--- Begin READING TEXT ---

Tuesday, December 27, 2011

Twas the day after Christmas...

Twas the day after Christmas and my true love said to me, "we're going to have a very busy day". We started off at 7am on the LIRR carrying bags of cookies, cakes, and pears, and first headed to the big heavily discounted opportunities that apparently awaited Kathy at Saks 8am to noon sale.

We made it to 50th and 5th just in time. I declined to enter and went to a nearby coffee shop with the packages while Kathy joined the lined up multinational crowd of people who had been sharpening their elbows for hours. Camera crews were there hoping I guess for one of those break the doors down trampling incidents, but while not especially orderly the crowd squeezed their way in at the appointed time without incident. The ninth floor shoe section was the prime target as reported to me and somehow did not turn out to be a success, although some lucky tough shoppers must have benefitted. Kathy returned to the coffee shop an hour or so later packageless but not deflated. She's a shopper and would have regretted it if she had not made the effort to find some great bargains for our daughters.

Then it was nine blocks up, two avenues east, to Bloomingdales to exchange a watch that had been bought as a gift for a daughter at a certain price and that had just been marked down by 25%. She wanted the new price and that transaction was successful but a bit time consuming. I sat on a sofa in the women's department that I am familiar with and did some reading. Then it was on the subway over to Macy's for one more brief errand and my real participation in the day could begin.

--- End READING TEXT ---
--- Begin DATA EXCERPTS ---

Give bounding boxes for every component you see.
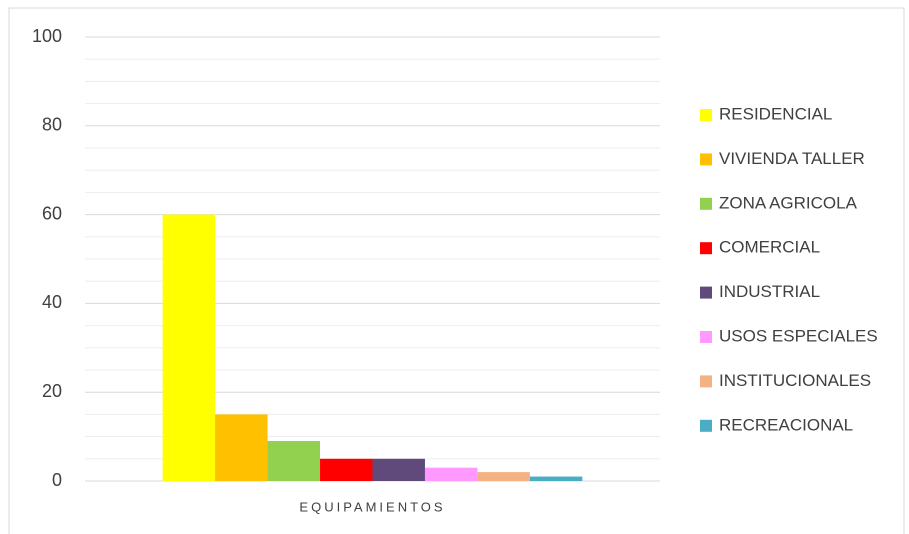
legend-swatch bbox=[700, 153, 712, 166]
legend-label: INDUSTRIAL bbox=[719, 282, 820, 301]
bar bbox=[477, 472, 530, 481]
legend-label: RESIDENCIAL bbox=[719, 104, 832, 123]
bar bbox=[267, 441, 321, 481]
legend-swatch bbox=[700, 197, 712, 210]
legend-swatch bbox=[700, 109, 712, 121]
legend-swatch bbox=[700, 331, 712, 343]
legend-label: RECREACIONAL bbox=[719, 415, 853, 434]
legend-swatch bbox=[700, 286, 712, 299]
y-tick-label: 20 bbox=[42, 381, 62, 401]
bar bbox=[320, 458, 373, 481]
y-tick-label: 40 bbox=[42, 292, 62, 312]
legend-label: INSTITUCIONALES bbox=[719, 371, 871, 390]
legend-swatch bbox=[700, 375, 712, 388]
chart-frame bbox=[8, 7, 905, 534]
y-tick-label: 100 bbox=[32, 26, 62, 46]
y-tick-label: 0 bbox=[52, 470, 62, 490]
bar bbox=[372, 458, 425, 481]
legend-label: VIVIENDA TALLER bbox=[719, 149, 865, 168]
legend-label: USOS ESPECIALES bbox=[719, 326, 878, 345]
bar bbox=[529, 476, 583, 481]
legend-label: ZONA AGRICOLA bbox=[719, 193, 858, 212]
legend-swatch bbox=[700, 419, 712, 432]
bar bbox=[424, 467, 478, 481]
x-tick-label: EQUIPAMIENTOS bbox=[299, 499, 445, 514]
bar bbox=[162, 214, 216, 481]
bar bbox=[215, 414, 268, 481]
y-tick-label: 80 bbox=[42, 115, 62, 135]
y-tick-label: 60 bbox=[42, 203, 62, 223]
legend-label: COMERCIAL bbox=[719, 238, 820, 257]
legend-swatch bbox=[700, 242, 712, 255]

--- End DATA EXCERPTS ---

§ **WRITTEN INSTRUCTION 1**: In the post about the day after Christmas, which floor's shoe section was the prime target at Saks?
§ **WRITTEN INSTRUCTION 2**: Reproduce the part of the day-after-Christmas post starting at "We made it to" and ending at "for our daughters.".
§ **WRITTEN INSTRUCTION 3**: Carry on the post about the day after Christmas from the point where it stops.

§ **WRITTEN ANSWER 1**: The ninth floor.

§ **WRITTEN ANSWER 2**:
We made it to 50th and 5th just in time. I declined to enter and went to a nearby coffee shop with the packages while Kathy joined the lined up multinational crowd of people who had been sharpening their elbows for hours. Camera crews were there hoping I guess for one of those break the doors down trampling incidents, but while not especially orderly the crowd squeezed their way in at the appointed time without incident. The ninth floor shoe section was the prime target as reported to me and somehow did not turn out to be a success, although some lucky tough shoppers must have benefitted. Kathy returned to the coffee shop an hour or so later packageless but not deflated. She's a shopper and would have regretted it if she had not made the effort to find some great bargains for our daughters.

§ **WRITTEN ANSWER 3**:
We left Macy's at 7th avenue and 34th with the goal of walking one block to the R train at 34th and 6th avenue. At that time, around noon, the sidewalk so crowded that it was almost unwalkable. 90% tourist or outer borough or suburban who don't regularly venture into Manhattan is my guess. They walked in groups in stops and starts, strolled focusing on their texting paying no attention to others, and clustered at certain points forming blockades. I felt like Ladamian Tomlinson, with a goal but somewhat diminished skills, as I looked for openings up the middle, sidestepped cell phone gazers, moved right and then left, hit the sideline near and into 34th street at times and then cutting back through the crowd to get to the subway stairs. Kathy was always somewhere in the vicinity but it would have been impossible to walk as a pair with any kind of acceptable New York speed.

We made it down to the R train and my presumption was definitely correct. The car we were on was only half full and the seat and space were so welcome. Those not so familiar with Manhattan don't do subways in mass.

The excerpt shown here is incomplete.